§ **Instructions for the task**
Please copy all the lines that follow, word for word.

§ **Data shown**
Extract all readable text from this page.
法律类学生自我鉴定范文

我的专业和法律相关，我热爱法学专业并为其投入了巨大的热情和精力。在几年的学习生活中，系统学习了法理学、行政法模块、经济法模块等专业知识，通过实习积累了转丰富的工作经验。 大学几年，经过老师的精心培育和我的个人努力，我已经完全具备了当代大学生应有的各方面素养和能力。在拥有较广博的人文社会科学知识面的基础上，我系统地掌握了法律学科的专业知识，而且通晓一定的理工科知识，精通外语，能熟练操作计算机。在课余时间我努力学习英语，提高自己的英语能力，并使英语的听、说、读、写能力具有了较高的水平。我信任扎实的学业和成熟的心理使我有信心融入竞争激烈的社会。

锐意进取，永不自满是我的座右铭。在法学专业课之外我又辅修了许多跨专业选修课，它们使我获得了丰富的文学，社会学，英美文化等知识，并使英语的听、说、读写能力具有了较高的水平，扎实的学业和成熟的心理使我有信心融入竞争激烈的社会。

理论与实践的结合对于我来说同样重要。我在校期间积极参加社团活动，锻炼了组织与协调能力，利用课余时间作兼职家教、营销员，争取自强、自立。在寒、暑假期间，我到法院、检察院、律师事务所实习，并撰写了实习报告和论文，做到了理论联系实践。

§ **Written answer**
Extract all readable text from this page.
法律类学生自我鉴定范文

我的专业和法律相关，我热爱法学专业并为其投入了巨大的热情和精力。在几年的学习生活中，系统学习了法理学、行政法模块、经济法模块等专业知识，通过实习积累了转丰富的工作经验。 大学几年，经过老师的精心培育和我的个人努力，我已经完全具备了当代大学生应有的各方面素养和能力。在拥有较广博的人文社会科学知识面的基础上，我系统地掌握了法律学科的专业知识，而且通晓一定的理工科知识，精通外语，能熟练操作计算机。在课余时间我努力学习英语，提高自己的英语能力，并使英语的听、说、读、写能力具有了较高的水平。我信任扎实的学业和成熟的心理使我有信心融入竞争激烈的社会。

锐意进取，永不自满是我的座右铭。在法学专业课之外我又辅修了许多跨专业选修课，它们使我获得了丰富的文学，社会学，英美文化等知识，并使英语的听、说、读写能力具有了较高的水平，扎实的学业和成熟的心理使我有信心融入竞争激烈的社会。

理论与实践的结合对于我来说同样重要。我在校期间积极参加社团活动，锻炼了组织与协调能力，利用课余时间作兼职家教、营销员，争取自强、自立。在寒、暑假期间，我到法院、检察院、律师事务所实习，并撰写了实习报告和论文，做到了理论联系实践。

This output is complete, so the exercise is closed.